Task goal: Copy the records below exactly, leaving out any pictures.

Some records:
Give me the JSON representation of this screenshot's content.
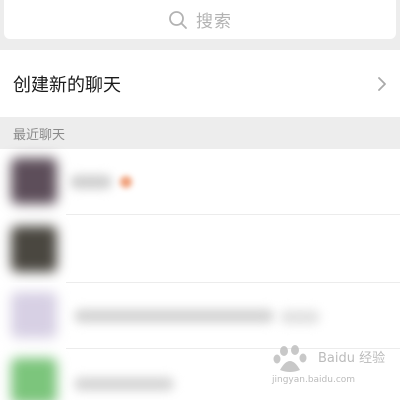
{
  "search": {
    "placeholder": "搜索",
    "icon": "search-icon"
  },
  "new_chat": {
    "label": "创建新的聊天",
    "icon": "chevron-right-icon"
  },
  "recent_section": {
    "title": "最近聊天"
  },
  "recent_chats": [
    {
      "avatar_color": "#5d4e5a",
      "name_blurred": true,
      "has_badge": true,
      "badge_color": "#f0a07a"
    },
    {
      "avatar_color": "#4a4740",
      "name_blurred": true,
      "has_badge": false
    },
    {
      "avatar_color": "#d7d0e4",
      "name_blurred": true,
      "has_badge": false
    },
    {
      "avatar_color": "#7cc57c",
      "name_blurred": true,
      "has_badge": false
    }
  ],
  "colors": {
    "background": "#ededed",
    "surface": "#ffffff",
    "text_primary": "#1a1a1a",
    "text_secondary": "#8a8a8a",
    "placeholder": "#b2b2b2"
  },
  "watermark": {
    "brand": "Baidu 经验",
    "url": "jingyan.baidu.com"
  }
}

Completed exercise:
Give me the JSON representation of this screenshot's content.
{
  "search": {
    "placeholder": "搜索",
    "icon": "search-icon"
  },
  "new_chat": {
    "label": "创建新的聊天",
    "icon": "chevron-right-icon"
  },
  "recent_section": {
    "title": "最近聊天"
  },
  "recent_chats": [
    {
      "avatar_color": "#5d4e5a",
      "name_blurred": true,
      "has_badge": true,
      "badge_color": "#f0a07a"
    },
    {
      "avatar_color": "#4a4740",
      "name_blurred": true,
      "has_badge": false
    },
    {
      "avatar_color": "#d7d0e4",
      "name_blurred": true,
      "has_badge": false
    },
    {
      "avatar_color": "#7cc57c",
      "name_blurred": true,
      "has_badge": false
    }
  ],
  "colors": {
    "background": "#ededed",
    "surface": "#ffffff",
    "text_primary": "#1a1a1a",
    "text_secondary": "#8a8a8a",
    "placeholder": "#b2b2b2"
  },
  "watermark": {
    "brand": "Baidu 经验",
    "url": "jingyan.baidu.com"
  }
}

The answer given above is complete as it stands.